* [Problem]: Return each line containing the string "Spain".

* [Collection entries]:
········
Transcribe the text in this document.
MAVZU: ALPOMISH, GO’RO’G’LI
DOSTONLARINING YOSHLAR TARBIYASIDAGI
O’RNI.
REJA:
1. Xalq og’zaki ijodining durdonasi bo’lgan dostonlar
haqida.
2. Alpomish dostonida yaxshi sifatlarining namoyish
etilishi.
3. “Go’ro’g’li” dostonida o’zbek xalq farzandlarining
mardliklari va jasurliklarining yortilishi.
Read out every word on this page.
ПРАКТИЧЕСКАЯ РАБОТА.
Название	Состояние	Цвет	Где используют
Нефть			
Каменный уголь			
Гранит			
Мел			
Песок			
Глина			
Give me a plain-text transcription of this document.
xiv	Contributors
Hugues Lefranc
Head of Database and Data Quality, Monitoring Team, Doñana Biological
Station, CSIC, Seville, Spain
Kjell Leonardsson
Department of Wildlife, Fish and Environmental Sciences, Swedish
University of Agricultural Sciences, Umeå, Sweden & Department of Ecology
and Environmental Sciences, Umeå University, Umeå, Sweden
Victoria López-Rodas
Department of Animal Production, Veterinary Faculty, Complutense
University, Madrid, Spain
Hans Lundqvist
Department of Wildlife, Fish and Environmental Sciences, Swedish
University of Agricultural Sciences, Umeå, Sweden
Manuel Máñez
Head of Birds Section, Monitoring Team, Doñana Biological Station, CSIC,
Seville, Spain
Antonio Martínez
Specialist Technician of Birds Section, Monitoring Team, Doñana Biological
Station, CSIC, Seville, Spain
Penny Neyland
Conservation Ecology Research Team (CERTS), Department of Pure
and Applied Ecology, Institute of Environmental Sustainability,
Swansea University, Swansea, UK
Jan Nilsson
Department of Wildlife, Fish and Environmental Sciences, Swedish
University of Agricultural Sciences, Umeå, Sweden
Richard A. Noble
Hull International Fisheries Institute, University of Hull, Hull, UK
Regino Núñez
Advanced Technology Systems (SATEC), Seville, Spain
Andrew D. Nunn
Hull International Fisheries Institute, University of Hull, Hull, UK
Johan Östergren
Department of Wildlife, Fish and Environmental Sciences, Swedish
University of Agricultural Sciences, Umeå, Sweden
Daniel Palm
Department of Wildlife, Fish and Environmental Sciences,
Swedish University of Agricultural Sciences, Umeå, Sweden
········
* [Solution to this exercise]:
Station, CSIC, Seville, Spain
University, Madrid, Spain
Seville, Spain
Station, CSIC, Seville, Spain
Advanced Technology Systems (SATEC), Seville, Spain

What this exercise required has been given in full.